**RECORD EXCERPTS:**
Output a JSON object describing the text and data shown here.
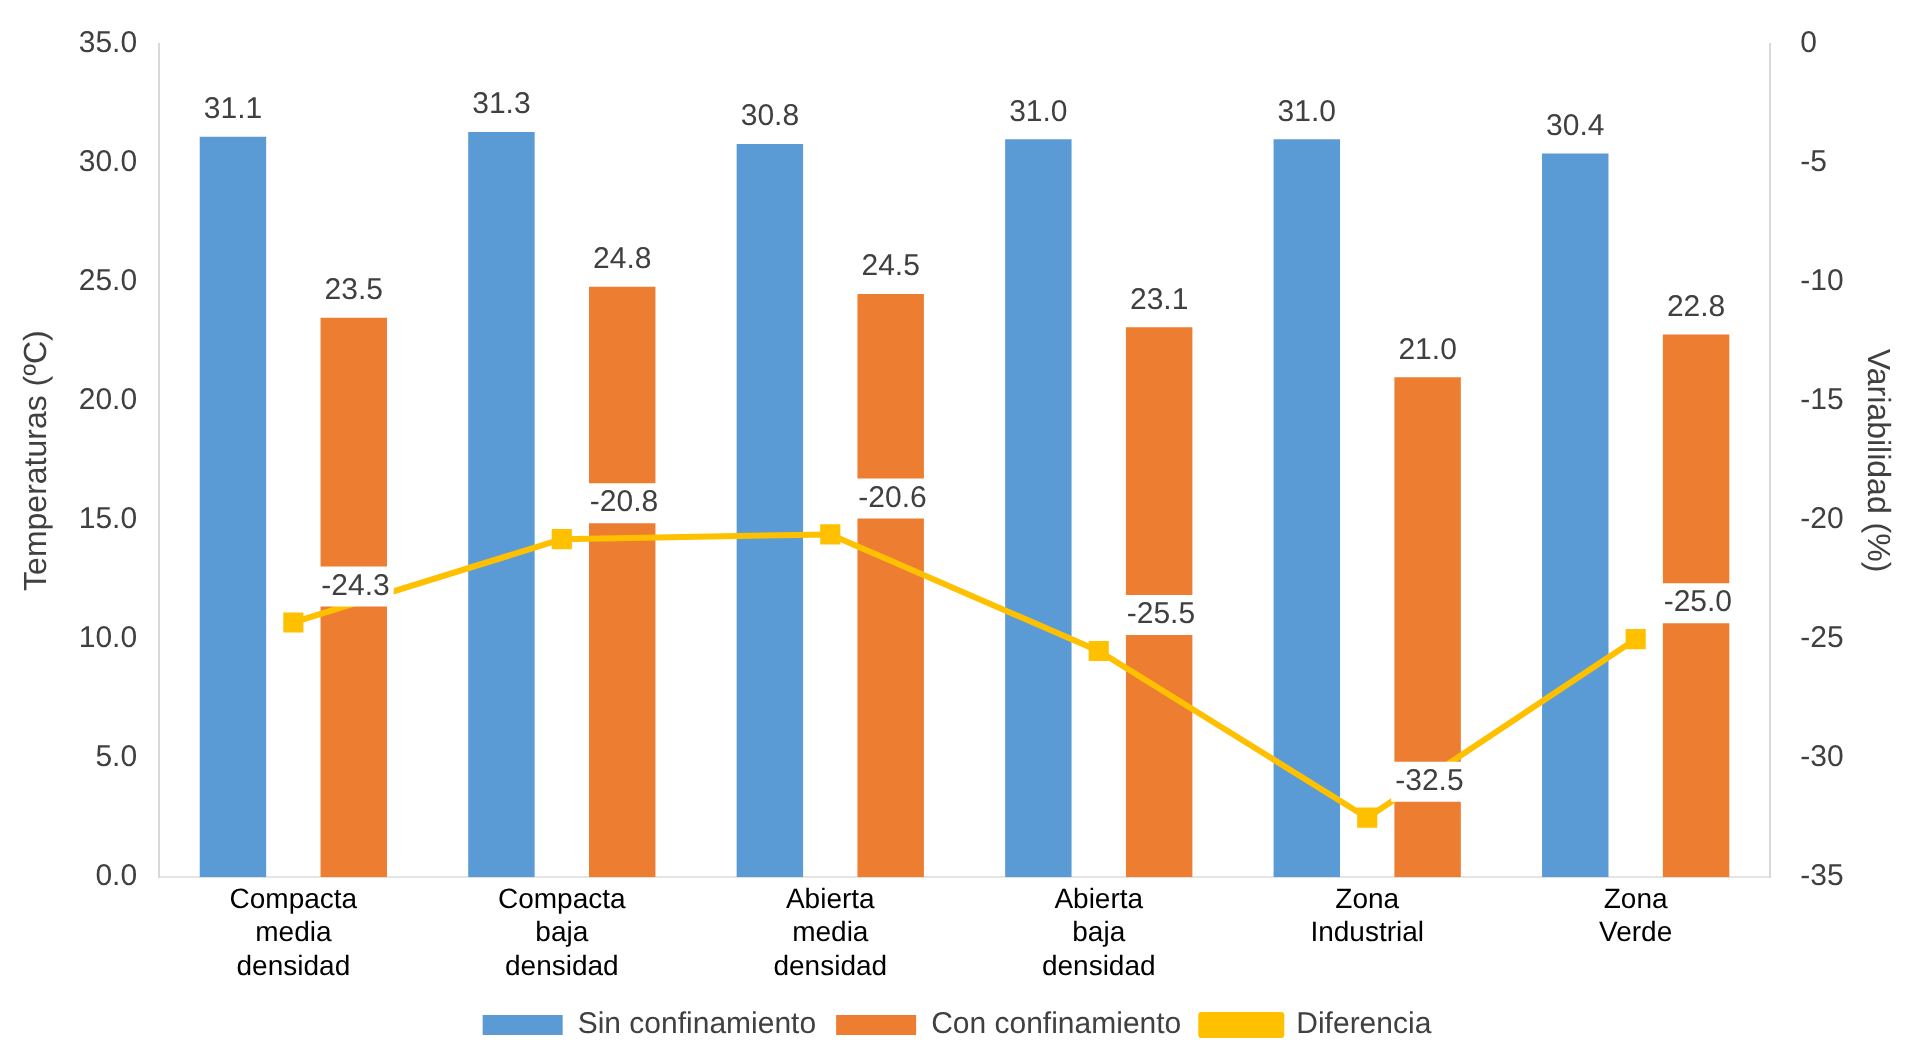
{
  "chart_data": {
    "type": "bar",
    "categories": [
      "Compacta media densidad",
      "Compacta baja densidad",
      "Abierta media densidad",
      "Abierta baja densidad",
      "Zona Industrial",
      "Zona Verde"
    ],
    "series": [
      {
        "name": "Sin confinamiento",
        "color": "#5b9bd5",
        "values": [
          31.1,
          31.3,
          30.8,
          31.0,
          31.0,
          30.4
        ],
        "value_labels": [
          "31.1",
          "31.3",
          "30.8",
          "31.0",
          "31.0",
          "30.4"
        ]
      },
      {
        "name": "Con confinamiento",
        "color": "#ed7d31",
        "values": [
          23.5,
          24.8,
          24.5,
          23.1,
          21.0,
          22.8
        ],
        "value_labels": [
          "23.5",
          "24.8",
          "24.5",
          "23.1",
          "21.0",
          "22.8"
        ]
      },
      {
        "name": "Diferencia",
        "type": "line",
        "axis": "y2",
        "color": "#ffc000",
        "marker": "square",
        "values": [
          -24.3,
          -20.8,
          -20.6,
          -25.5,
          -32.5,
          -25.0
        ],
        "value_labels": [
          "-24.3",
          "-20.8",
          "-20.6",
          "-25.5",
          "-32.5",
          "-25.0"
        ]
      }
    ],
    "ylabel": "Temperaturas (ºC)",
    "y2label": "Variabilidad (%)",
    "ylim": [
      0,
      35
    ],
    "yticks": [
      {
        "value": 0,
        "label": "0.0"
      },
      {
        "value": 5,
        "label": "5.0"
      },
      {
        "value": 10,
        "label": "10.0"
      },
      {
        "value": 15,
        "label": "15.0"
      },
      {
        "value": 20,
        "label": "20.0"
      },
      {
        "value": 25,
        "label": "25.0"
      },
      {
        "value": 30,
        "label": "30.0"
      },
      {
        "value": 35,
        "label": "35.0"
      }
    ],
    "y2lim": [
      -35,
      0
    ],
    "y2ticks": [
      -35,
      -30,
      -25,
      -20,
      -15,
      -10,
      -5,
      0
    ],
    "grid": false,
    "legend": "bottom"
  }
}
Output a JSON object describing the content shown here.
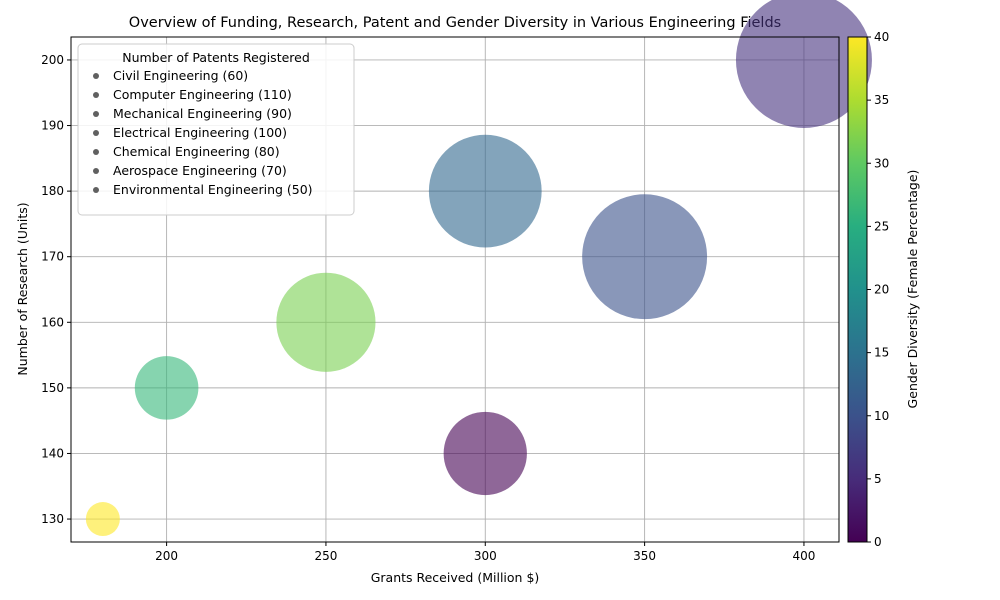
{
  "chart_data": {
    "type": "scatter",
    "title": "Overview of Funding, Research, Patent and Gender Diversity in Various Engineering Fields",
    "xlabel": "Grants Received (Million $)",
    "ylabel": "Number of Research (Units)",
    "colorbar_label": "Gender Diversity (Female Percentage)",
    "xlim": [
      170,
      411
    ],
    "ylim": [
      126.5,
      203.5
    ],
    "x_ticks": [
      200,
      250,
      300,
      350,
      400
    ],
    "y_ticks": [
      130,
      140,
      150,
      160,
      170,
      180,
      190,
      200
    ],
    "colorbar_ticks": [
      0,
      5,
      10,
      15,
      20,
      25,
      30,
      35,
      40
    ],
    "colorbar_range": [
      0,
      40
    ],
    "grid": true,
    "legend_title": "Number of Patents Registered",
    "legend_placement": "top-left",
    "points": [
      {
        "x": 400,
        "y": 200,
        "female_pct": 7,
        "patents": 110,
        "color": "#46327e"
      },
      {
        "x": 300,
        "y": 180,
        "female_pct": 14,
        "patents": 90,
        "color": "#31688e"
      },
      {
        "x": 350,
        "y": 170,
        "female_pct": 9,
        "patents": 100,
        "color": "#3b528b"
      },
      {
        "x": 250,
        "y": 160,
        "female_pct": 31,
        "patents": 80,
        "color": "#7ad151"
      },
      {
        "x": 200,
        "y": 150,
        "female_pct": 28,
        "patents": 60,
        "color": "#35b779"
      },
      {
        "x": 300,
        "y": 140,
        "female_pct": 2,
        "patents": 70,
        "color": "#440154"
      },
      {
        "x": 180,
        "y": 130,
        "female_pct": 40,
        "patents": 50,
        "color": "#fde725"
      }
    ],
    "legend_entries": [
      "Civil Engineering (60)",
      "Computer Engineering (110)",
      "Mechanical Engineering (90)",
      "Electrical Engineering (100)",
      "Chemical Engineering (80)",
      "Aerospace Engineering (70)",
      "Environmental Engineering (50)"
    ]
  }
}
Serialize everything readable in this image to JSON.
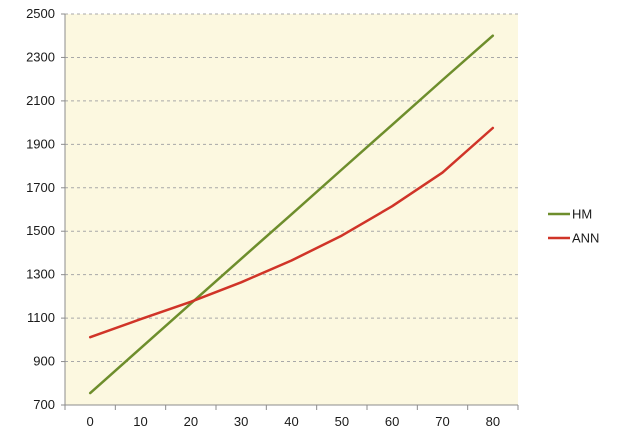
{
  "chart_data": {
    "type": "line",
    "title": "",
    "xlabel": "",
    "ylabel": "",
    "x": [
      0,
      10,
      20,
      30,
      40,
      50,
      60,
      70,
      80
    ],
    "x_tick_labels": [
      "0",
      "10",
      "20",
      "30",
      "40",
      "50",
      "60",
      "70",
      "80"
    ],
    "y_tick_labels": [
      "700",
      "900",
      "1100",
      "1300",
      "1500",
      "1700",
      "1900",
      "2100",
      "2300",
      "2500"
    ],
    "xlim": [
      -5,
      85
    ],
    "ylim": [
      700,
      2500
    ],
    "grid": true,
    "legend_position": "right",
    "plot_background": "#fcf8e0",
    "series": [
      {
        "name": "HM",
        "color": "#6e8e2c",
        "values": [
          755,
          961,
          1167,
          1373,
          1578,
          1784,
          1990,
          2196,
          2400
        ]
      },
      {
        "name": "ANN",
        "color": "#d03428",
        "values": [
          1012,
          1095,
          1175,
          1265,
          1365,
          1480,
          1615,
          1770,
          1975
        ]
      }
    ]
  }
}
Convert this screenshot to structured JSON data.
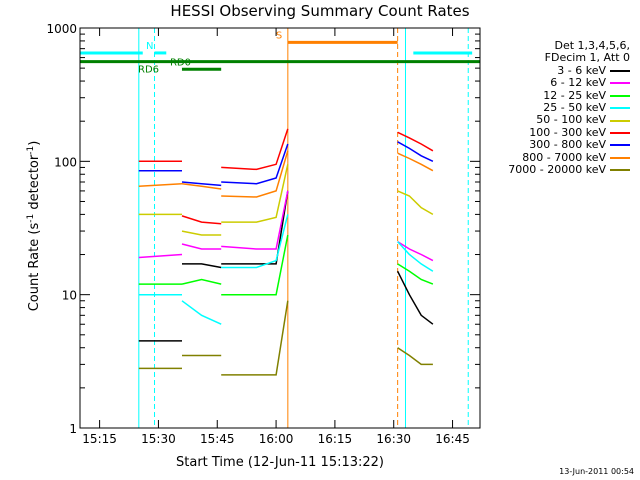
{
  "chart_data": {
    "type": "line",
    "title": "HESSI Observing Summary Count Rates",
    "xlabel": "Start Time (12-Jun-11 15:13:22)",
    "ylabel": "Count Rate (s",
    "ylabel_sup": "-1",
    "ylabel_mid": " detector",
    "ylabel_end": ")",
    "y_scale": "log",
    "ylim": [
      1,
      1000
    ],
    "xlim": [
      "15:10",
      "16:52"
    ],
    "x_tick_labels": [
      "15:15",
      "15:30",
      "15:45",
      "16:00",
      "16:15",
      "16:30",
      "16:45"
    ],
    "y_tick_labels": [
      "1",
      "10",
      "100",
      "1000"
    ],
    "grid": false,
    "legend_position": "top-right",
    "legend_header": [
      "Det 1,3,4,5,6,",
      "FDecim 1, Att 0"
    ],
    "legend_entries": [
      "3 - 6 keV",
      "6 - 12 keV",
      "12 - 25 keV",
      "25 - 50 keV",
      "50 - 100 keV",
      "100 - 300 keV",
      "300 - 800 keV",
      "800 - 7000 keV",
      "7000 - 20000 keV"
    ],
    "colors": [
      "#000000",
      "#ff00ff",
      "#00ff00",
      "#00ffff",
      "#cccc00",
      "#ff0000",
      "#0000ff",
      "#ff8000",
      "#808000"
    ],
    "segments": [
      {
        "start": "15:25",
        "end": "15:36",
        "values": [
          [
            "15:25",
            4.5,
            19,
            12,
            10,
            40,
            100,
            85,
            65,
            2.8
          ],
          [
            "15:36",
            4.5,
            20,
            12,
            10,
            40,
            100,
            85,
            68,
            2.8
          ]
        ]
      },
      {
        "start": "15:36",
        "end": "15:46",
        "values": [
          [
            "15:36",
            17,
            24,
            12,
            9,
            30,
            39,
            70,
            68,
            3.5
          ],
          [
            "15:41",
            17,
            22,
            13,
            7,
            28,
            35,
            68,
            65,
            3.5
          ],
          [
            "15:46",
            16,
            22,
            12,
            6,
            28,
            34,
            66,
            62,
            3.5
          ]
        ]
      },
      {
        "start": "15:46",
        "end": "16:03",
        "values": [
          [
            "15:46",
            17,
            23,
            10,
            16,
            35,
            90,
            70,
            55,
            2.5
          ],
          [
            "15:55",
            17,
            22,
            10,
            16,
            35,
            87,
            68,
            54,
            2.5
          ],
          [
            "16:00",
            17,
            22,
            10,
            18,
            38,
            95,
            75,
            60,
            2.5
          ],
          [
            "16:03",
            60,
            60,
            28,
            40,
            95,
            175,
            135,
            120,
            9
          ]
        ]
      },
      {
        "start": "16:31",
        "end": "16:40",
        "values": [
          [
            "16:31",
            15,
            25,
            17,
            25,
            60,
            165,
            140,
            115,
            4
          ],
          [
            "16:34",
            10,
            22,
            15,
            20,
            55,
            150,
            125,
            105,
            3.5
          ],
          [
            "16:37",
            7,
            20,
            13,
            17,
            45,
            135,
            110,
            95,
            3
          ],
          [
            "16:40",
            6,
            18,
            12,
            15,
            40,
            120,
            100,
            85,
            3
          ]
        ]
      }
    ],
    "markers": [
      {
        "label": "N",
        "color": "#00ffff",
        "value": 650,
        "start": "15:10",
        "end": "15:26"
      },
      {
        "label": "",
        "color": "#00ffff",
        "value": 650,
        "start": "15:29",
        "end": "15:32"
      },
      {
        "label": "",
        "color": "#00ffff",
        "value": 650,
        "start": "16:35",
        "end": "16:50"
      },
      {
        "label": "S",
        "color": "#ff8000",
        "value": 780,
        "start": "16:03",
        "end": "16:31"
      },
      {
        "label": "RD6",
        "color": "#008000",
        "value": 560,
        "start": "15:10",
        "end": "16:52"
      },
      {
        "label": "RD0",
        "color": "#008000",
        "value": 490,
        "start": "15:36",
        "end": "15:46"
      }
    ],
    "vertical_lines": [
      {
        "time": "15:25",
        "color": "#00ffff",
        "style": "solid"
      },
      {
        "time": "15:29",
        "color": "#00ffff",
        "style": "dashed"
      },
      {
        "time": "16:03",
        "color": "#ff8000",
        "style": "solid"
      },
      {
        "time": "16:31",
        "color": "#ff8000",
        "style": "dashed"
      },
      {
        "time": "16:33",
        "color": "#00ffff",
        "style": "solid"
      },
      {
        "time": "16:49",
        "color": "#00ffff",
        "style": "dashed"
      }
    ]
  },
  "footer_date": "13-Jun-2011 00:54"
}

**PROBLEM:**
Look through the listing above and count the lines where the string "baja" appears. Report the number only.

**SOLUTION FOR THIS EXERCISE:**
2